__Your instructions__: Return the items word for word, beginning with their very first line and stopping after the line that contains "personalisation-card: Languages Choose".

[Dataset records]
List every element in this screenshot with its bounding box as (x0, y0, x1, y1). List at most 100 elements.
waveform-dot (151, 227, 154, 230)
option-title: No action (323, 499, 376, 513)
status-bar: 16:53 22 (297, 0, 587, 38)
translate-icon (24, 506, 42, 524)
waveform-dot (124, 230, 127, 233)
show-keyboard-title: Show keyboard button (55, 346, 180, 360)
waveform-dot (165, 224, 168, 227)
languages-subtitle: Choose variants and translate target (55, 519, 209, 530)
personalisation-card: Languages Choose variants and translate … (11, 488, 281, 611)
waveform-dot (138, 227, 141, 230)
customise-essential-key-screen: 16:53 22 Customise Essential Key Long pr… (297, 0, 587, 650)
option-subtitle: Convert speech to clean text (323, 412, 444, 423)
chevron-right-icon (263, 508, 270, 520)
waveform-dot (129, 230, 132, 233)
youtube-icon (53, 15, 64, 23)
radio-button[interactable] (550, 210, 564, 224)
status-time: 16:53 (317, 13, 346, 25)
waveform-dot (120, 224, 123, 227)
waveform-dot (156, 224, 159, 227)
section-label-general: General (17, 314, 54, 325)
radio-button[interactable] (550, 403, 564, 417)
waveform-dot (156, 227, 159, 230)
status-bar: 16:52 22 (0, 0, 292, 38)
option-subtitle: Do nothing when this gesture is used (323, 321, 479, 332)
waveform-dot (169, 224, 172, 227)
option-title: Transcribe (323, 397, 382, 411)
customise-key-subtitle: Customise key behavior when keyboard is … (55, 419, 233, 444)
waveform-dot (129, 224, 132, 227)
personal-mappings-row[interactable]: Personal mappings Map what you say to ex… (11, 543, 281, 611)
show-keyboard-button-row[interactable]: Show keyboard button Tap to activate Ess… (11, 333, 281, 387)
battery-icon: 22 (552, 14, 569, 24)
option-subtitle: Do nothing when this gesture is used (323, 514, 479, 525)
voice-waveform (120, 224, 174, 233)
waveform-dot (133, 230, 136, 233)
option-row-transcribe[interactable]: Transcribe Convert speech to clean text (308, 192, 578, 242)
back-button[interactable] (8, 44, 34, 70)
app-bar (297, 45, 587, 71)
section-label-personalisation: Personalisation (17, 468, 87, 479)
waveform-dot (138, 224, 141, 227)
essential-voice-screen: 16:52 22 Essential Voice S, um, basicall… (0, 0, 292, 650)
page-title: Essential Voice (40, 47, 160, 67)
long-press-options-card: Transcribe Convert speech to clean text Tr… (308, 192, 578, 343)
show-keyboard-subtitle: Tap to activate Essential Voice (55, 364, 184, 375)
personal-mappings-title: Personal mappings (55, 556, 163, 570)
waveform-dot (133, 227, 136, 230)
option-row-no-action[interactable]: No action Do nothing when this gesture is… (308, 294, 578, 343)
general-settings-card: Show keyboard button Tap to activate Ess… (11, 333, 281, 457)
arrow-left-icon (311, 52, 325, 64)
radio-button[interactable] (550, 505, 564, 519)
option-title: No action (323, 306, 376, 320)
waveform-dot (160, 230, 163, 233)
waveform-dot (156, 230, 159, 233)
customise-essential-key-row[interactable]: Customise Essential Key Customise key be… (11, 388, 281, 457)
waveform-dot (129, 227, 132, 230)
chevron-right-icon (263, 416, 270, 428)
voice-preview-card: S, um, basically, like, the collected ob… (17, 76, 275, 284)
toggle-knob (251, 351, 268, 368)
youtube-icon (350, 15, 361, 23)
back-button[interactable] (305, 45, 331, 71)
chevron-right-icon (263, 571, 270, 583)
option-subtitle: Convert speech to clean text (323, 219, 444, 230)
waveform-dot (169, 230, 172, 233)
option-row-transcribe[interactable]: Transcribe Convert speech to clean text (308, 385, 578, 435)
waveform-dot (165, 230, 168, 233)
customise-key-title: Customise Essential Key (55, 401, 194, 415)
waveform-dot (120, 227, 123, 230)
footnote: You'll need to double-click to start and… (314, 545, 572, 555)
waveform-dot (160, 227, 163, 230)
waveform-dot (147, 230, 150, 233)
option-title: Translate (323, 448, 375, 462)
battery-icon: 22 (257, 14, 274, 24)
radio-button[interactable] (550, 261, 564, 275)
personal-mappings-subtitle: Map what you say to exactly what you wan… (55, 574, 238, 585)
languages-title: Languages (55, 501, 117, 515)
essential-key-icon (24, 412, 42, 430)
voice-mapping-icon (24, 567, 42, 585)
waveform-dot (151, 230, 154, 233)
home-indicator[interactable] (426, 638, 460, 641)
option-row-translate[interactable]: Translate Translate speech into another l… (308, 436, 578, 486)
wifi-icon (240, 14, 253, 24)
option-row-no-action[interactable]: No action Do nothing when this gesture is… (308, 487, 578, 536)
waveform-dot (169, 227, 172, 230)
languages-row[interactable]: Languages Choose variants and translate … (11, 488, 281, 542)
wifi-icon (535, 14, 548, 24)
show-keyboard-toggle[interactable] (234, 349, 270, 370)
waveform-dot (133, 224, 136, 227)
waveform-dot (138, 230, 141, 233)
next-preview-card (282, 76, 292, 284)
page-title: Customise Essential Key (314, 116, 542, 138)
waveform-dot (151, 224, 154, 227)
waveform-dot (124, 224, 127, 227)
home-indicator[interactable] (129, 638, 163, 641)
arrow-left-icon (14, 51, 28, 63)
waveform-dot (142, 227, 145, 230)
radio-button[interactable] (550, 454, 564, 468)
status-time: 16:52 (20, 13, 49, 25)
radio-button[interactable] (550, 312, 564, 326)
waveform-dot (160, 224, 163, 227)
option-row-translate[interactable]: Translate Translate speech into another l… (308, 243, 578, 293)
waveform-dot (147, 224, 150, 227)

__The response__:
List every element in this screenshot with its bounding box as (x0, y0, x1, y1). List at most 100 elements.
waveform-dot (151, 227, 154, 230)
option-title: No action (323, 499, 376, 513)
status-bar: 16:53 22 (297, 0, 587, 38)
translate-icon (24, 506, 42, 524)
waveform-dot (124, 230, 127, 233)
show-keyboard-title: Show keyboard button (55, 346, 180, 360)
waveform-dot (165, 224, 168, 227)
languages-subtitle: Choose variants and translate target (55, 519, 209, 530)
personalisation-card: Languages Choose variants and translate … (11, 488, 281, 611)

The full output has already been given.